● **Figure collection entries**
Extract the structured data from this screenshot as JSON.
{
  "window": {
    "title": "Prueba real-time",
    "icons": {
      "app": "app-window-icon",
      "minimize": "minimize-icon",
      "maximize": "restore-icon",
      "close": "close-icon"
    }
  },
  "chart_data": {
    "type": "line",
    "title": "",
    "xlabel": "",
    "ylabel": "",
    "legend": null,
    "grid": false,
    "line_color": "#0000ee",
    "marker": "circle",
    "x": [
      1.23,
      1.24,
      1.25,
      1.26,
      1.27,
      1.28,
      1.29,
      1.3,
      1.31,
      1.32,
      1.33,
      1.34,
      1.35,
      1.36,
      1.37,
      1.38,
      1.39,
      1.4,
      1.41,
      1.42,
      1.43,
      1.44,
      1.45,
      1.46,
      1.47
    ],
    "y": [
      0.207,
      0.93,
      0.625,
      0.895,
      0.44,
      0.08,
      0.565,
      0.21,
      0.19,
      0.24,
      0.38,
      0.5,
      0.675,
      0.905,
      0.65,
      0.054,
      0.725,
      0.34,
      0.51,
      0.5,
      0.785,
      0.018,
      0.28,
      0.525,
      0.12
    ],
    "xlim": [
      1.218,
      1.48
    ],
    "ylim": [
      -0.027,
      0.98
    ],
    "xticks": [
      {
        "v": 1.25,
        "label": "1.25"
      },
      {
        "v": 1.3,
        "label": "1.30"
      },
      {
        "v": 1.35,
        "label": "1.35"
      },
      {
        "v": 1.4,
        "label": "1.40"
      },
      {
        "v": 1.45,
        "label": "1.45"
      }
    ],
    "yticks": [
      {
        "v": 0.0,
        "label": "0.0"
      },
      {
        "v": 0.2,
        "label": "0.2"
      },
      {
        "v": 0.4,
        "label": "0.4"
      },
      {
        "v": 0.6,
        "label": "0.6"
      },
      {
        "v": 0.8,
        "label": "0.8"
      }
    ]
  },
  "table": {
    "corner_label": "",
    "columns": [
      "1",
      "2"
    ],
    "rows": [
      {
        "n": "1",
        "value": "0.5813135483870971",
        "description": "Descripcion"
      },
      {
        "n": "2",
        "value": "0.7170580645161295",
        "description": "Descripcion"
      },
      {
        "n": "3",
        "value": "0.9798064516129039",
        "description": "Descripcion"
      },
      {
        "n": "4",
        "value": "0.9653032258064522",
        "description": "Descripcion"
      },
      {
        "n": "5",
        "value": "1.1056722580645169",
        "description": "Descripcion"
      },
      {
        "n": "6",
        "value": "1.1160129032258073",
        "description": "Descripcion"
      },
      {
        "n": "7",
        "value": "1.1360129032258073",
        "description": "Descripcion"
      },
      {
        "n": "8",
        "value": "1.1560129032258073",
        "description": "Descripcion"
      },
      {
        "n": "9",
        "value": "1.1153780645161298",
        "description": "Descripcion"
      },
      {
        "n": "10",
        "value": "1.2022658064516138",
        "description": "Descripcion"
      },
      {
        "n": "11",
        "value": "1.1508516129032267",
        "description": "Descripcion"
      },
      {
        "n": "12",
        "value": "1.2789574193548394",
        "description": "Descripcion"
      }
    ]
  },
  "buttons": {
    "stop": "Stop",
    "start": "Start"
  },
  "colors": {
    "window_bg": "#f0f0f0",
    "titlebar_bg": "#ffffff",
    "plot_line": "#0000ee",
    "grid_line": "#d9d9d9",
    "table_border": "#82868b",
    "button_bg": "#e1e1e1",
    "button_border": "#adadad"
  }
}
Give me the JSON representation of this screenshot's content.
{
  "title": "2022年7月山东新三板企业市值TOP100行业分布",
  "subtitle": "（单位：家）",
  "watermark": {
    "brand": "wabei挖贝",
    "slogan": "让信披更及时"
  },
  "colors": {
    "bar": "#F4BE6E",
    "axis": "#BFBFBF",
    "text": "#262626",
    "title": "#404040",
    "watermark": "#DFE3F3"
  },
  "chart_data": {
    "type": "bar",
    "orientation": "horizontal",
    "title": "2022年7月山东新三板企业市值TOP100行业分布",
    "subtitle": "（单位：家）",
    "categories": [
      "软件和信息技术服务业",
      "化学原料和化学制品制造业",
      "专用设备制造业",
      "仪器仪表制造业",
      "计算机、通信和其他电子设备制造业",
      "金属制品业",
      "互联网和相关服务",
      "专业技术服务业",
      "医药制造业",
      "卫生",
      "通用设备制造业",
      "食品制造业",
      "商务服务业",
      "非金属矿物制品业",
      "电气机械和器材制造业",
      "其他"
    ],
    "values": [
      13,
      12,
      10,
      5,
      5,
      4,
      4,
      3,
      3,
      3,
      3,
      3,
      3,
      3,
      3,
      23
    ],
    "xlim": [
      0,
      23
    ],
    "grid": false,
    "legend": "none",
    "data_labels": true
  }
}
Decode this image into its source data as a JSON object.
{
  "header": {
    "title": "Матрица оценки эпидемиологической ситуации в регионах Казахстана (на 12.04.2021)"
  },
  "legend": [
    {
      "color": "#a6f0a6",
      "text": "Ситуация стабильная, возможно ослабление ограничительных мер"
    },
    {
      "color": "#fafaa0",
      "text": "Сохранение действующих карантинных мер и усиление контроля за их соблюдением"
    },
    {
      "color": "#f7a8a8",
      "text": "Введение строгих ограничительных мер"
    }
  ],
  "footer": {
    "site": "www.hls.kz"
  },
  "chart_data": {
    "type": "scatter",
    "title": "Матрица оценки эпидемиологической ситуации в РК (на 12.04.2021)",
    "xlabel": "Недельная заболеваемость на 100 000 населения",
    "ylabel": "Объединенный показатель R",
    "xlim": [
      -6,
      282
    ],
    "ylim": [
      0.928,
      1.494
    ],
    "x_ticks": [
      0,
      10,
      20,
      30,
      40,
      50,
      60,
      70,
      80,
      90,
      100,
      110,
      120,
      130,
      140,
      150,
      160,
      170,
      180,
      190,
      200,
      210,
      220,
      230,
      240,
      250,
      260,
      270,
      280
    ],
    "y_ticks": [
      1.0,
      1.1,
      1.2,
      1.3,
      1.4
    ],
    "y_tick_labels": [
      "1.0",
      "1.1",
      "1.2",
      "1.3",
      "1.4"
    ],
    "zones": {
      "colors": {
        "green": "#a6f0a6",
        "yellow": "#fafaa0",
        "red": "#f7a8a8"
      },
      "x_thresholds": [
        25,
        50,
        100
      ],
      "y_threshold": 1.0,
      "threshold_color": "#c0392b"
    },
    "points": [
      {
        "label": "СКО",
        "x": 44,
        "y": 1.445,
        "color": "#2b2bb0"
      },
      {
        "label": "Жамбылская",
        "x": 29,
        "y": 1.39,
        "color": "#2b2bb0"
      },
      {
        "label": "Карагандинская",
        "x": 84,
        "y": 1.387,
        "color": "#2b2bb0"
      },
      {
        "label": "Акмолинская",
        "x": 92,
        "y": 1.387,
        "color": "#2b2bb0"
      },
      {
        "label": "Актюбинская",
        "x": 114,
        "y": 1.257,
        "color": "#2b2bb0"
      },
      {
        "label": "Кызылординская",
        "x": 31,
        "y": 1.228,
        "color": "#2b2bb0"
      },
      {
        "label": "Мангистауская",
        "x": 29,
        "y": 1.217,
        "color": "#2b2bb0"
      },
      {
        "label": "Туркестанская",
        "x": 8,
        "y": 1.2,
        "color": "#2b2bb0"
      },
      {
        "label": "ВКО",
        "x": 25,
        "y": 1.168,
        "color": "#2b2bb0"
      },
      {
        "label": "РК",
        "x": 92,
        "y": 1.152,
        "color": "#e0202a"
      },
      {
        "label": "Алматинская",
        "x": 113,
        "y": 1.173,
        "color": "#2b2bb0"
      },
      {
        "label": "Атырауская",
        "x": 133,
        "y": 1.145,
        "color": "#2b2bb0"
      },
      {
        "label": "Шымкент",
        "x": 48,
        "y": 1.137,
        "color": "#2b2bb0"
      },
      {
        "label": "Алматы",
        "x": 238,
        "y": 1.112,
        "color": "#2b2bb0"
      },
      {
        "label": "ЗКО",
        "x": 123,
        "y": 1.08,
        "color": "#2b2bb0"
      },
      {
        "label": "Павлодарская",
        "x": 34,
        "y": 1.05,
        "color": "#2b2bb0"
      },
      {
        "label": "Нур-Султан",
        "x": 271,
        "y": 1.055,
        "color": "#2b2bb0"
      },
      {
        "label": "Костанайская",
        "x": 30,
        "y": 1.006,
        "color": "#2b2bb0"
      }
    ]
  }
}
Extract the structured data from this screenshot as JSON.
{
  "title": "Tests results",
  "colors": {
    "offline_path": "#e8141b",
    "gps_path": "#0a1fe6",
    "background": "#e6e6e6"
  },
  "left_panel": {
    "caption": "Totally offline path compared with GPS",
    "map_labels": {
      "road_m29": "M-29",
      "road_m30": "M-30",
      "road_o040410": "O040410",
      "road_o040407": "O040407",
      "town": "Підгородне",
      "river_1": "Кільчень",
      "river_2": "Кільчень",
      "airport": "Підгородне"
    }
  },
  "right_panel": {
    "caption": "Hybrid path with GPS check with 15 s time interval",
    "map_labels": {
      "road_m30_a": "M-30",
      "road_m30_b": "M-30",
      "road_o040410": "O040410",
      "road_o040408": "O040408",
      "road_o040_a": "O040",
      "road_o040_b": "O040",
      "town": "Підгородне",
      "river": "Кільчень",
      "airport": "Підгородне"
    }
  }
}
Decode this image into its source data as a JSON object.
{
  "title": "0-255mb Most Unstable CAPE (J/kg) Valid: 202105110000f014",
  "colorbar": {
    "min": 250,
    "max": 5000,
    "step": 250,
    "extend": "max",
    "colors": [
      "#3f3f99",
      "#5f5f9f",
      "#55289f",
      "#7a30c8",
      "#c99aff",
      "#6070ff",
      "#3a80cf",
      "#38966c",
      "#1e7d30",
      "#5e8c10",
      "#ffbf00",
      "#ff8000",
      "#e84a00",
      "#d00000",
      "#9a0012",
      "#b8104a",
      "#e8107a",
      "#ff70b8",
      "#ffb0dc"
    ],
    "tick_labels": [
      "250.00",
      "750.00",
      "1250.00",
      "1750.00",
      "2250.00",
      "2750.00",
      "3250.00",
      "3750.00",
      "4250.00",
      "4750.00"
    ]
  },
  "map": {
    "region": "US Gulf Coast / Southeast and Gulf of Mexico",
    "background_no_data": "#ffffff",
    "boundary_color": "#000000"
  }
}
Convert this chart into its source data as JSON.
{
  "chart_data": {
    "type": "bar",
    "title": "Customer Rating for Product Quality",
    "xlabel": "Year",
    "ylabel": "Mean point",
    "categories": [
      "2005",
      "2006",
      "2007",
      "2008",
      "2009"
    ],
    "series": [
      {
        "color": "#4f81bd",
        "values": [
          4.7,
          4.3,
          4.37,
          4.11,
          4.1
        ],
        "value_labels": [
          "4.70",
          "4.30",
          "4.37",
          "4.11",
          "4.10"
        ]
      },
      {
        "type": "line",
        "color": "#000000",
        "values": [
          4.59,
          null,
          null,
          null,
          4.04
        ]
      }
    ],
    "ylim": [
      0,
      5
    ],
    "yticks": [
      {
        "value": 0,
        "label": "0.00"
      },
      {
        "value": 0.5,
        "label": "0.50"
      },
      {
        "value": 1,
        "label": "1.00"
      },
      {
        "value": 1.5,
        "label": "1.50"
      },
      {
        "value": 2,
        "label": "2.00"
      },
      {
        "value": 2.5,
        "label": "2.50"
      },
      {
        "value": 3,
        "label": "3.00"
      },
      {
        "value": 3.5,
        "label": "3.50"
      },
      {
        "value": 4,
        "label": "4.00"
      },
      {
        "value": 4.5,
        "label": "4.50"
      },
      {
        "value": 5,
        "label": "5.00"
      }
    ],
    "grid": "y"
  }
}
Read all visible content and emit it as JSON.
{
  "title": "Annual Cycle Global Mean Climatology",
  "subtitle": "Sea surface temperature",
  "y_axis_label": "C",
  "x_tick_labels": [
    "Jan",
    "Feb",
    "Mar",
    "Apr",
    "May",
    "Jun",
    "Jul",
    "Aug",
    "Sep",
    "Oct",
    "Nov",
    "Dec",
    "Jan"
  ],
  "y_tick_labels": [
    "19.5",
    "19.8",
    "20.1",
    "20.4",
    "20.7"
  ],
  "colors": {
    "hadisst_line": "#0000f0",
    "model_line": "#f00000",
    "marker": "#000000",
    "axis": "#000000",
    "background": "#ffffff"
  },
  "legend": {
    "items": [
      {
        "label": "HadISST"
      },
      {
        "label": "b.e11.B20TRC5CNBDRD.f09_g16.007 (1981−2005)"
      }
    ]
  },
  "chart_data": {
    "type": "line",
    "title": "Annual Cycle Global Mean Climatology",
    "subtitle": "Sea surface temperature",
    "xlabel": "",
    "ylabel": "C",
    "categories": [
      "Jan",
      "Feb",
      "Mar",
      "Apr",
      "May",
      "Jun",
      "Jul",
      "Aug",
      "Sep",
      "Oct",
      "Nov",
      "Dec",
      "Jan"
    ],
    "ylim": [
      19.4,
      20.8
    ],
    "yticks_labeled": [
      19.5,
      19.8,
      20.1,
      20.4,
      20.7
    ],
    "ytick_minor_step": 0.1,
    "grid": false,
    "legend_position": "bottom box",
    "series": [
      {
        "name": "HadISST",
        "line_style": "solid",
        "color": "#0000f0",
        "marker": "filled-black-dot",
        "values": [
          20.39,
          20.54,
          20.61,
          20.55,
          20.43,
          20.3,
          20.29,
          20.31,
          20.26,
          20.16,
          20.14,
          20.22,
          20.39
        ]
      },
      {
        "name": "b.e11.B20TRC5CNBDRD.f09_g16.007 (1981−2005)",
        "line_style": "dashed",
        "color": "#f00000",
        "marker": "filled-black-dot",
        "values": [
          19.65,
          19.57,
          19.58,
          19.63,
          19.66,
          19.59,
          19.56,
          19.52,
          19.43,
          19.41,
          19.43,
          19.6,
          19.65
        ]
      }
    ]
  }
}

● **What you have to do**
Copy each line holding the word "эпидемиологической" from the listing above.

● **Complete answer**
    "title": "Матрица оценки эпидемиологической ситуации в регионах Казахстана (на 12.04.2021)"
    "title": "Матрица оценки эпидемиологической ситуации в РК (на 12.04.2021)",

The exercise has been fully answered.